Available records:

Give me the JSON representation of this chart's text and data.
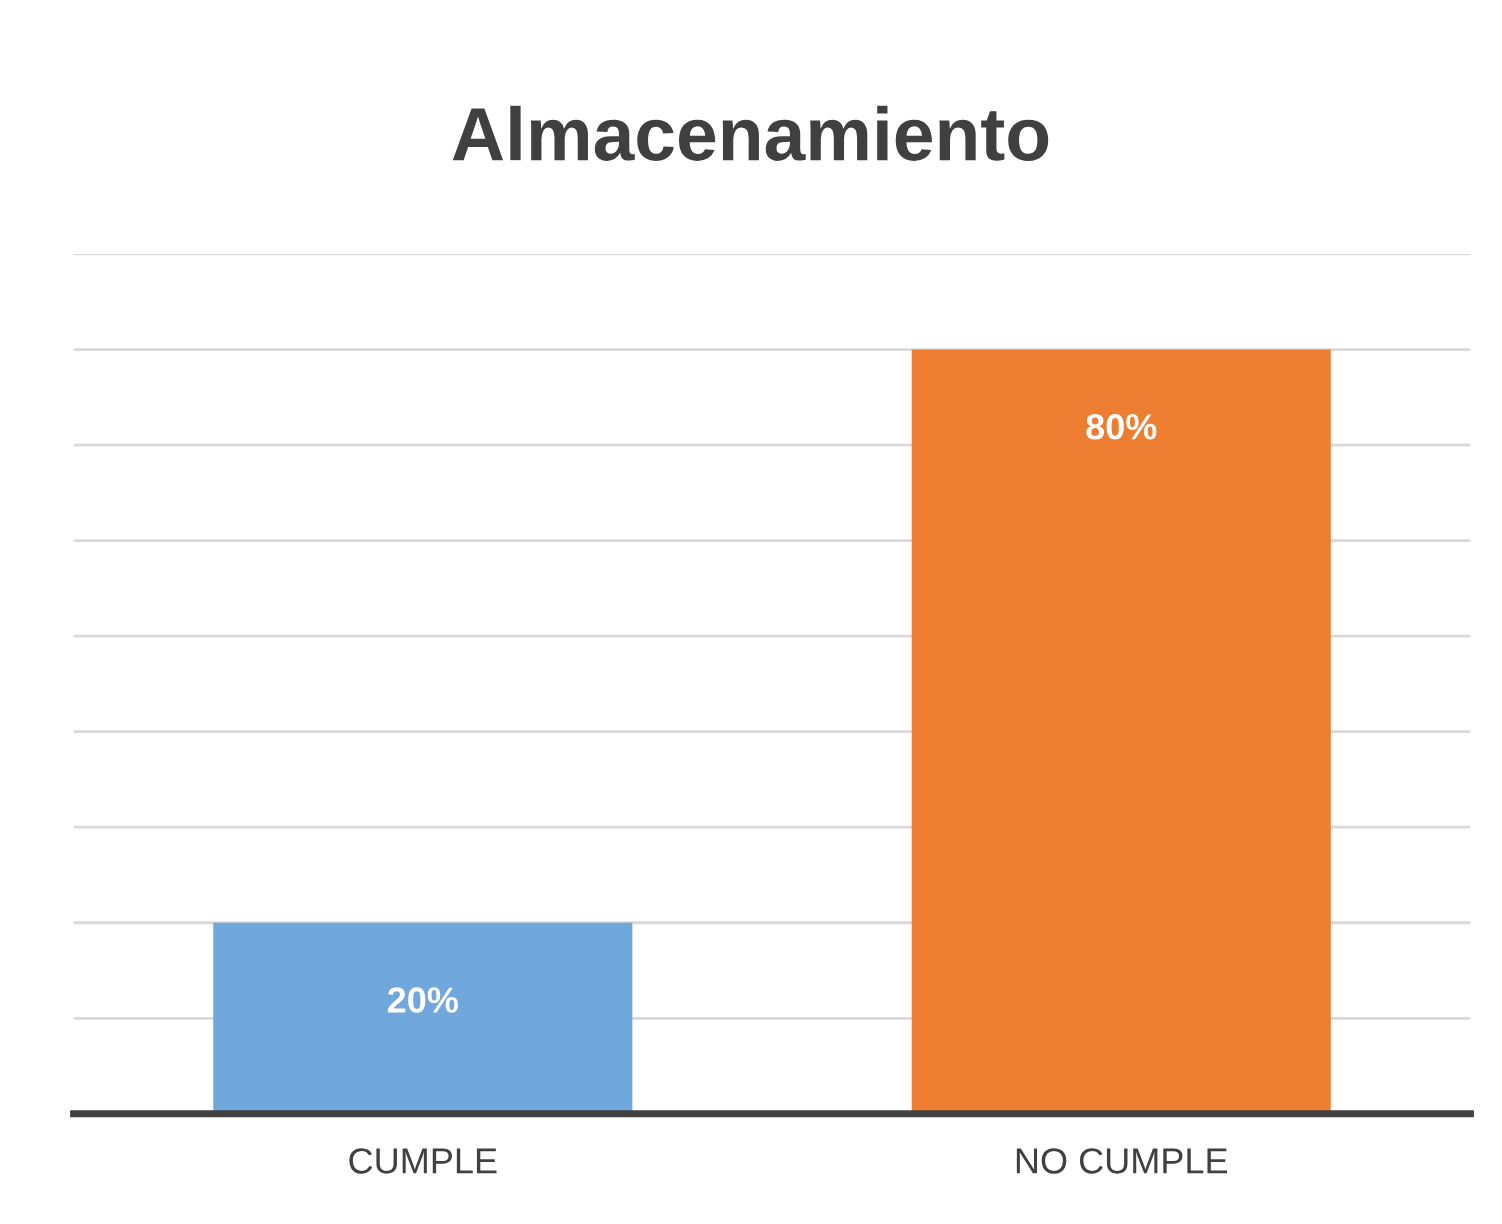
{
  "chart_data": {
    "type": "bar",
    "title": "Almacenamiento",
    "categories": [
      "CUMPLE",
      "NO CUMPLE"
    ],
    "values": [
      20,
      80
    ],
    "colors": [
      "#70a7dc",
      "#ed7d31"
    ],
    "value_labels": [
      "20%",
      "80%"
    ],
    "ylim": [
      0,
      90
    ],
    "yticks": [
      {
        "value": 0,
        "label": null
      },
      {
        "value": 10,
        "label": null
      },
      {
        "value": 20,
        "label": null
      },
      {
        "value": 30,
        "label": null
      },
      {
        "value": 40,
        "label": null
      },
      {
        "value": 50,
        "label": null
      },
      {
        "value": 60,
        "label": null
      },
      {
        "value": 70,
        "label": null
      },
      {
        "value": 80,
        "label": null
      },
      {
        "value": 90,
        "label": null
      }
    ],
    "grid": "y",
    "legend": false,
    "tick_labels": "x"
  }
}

...

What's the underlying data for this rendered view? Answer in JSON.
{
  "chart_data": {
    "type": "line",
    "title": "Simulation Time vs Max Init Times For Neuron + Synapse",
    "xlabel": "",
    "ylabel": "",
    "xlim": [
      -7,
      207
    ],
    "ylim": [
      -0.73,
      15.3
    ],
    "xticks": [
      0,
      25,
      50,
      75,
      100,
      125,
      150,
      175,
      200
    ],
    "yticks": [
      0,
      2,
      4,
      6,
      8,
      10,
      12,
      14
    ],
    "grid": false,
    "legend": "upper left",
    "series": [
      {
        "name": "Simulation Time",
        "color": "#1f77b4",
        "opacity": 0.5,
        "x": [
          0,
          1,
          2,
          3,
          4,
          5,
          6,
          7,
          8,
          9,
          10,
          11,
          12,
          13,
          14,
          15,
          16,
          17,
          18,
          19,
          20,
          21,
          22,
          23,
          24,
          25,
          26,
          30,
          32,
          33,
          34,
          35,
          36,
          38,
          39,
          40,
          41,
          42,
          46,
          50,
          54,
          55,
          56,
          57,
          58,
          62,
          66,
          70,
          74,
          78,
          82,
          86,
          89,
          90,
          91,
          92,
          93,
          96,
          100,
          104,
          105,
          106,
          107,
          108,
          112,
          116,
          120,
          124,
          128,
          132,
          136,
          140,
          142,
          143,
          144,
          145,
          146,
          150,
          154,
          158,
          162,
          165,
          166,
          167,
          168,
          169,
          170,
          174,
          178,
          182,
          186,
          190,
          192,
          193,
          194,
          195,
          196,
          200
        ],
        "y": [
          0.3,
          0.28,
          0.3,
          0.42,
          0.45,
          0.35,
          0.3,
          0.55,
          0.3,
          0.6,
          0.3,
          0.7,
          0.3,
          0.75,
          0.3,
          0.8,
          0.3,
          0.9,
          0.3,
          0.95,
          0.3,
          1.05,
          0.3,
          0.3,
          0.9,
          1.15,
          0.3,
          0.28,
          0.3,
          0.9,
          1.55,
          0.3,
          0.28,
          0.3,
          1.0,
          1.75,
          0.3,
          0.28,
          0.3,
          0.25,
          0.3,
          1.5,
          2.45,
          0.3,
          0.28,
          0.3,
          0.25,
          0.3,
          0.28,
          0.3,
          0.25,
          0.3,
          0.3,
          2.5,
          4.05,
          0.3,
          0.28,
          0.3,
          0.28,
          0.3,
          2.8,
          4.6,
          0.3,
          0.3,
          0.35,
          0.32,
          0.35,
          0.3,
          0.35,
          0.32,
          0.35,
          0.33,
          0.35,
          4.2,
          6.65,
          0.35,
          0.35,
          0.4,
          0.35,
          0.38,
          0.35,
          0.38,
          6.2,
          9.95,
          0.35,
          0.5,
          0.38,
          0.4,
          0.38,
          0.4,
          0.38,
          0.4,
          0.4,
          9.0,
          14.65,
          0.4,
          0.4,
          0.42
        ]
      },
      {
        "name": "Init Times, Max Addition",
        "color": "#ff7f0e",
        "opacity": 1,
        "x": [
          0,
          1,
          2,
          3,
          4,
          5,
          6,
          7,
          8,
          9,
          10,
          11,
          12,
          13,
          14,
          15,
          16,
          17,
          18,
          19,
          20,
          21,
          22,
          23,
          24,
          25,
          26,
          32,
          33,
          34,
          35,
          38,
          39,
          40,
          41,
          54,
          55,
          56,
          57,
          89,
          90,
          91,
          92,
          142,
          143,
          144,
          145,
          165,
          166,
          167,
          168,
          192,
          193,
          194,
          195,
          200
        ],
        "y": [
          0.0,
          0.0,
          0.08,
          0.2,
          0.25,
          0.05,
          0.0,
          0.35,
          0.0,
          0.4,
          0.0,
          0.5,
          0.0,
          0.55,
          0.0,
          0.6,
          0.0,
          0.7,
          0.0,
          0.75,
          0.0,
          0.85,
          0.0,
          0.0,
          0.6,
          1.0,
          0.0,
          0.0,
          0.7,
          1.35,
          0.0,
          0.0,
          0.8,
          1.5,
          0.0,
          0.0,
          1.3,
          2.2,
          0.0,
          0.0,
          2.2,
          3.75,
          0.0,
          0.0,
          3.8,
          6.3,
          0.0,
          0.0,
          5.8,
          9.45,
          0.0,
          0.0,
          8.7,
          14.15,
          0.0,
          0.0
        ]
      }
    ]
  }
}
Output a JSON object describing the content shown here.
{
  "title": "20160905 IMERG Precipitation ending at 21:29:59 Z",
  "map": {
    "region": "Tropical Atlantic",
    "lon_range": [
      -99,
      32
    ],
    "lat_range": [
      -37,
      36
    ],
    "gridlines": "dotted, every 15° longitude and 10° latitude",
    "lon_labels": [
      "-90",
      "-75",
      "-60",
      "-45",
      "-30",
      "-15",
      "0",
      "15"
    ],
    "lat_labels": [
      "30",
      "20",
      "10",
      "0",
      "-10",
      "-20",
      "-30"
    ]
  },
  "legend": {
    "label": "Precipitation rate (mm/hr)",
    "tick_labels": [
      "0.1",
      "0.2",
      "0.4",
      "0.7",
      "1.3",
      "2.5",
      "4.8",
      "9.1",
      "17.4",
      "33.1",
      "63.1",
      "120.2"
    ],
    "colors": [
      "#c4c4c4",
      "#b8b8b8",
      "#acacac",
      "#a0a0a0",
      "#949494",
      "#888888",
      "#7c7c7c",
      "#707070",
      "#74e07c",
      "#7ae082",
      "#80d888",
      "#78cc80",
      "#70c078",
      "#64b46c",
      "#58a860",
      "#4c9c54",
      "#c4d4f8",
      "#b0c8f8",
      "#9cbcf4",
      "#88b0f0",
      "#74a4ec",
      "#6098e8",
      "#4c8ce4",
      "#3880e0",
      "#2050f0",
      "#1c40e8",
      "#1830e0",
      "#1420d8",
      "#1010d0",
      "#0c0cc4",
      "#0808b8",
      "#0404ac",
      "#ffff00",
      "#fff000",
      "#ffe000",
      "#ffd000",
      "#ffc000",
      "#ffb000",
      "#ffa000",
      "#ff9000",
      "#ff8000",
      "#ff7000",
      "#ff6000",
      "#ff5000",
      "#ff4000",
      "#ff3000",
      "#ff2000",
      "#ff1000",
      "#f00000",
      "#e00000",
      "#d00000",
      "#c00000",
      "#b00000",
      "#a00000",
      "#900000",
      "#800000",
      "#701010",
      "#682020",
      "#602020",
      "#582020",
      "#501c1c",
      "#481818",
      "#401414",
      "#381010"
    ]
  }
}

Aim of the task:
Respond with nothing but the number of lines in the entries that contain the string "title".

Task response:
3